- _実施する課題_
**A.** ページ抜粋の内容を2文で要約してください。
**B.** ページ抜粋によると、飲食店営業許可を交付するのはどこですか。

- _ページ抜粋_
パンデミックの時期を過ぎ、街にずいぶん人が戻ったような気がします。
美味しいものを食べたい。美味しいお酒を飲みたい。そして誰かと食事のひと時を共有したい。そんな気持ちが消えるわけはなく、どこかに素敵なお店がオープンしていれば足を運んでみたいし、気に入れば人に紹介したいし…
街や生活にいろどりを与えてくれる飲食店ですが、今回は「自分でお店を開く!」という方に向けて、新規開業までどんなステップが必要になるのか、シリーズで解説してみたいと思います。
まず初回は、飲食店を始めるときに、必ず通る「営業許可」の手続きについてです。
これを取らないまま営業すると、営業停止や罰則の対象になることもあるので、要注意です!
これから開業を考えている方に向けて、飲食店営業許可の基本と流れを分かりやすくまとめてみました。
さらに「ここを押さえればスムーズに進む!」という実際的なポイントもご紹介いたします。
飲食店営業許可って何?
飲食店営業許可は「食品衛生法に基づいて保健所が交付する許可」です。
「飲食物を調理して提供する業種」なら基本的に必要で、カフェ・レストラン・居酒屋はもちろん、キッチンカーや仕出し弁当やなども対象になります。
許可を取らずに営業すると、営業停止命令であったり、罰金(最大200万円)などの処分を受けることもあるので、飲食店を開くなら、必ず最初に押さえておくべき手続きです。

- _ラベル付きボックスの記録_
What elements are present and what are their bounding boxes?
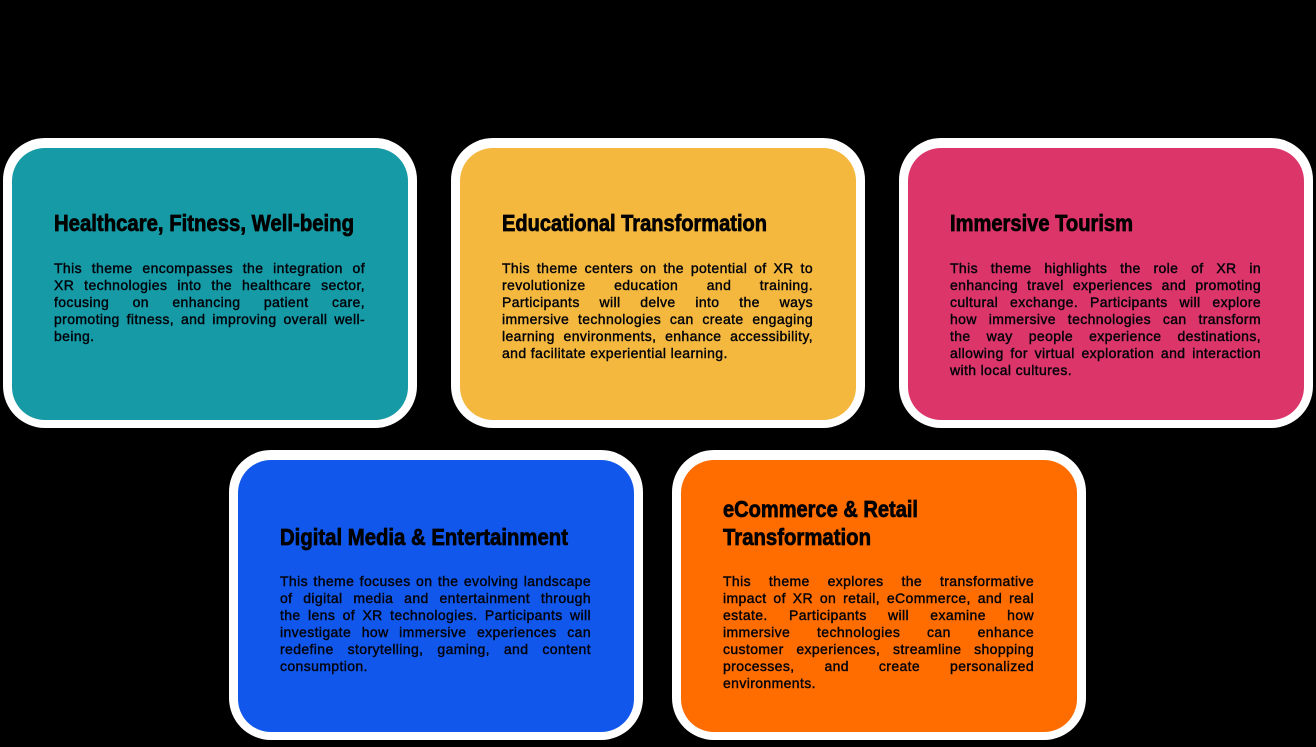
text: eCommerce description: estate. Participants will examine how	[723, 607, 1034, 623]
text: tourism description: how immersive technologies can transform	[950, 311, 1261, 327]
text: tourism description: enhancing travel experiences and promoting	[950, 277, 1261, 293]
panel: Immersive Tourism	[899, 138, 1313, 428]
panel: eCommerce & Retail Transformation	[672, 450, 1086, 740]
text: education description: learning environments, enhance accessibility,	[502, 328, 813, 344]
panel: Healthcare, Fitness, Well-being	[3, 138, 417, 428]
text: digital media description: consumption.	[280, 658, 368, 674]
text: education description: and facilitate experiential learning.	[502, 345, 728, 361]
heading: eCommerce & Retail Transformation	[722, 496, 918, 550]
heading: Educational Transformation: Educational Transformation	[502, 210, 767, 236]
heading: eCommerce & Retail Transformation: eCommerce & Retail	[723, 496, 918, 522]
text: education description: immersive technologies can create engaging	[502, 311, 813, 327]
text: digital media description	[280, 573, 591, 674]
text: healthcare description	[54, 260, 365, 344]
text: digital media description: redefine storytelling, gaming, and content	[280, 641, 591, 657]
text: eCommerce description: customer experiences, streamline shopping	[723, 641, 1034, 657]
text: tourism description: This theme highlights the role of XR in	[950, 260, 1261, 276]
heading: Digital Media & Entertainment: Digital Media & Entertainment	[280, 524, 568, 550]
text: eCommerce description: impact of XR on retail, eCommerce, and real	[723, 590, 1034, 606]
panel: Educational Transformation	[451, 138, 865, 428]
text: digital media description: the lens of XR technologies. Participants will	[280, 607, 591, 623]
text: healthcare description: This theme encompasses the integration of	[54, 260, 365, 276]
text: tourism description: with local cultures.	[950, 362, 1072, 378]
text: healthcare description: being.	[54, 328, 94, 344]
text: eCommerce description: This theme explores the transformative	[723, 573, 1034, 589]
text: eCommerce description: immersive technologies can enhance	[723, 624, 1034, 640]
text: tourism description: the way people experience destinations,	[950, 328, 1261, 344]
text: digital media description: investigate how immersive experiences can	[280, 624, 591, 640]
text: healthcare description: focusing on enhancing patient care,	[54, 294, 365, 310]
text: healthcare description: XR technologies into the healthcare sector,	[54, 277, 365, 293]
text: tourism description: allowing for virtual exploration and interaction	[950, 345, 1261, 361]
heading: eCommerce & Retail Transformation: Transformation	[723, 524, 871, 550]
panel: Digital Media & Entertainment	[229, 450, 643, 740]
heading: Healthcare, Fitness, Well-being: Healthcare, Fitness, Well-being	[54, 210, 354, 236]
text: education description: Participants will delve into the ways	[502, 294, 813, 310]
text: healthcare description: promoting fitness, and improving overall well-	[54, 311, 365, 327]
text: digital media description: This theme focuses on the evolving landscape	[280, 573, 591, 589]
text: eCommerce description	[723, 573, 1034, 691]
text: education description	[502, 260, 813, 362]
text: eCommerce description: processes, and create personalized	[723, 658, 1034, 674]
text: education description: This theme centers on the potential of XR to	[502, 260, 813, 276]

- _課題別の回答_
**A.** 飲食店の新規開業までに必要なステップを解説するシリーズの初回として、飲食物を調理して提供する業種に基本的に必要な飲食店営業許可を取り上げています。この許可は食品衛生法に基づいて保健所が交付するもので、取らずに営業すると営業停止命令や最大200万円の罰金などの処分を受けることがあります。

**B.** 保健所です。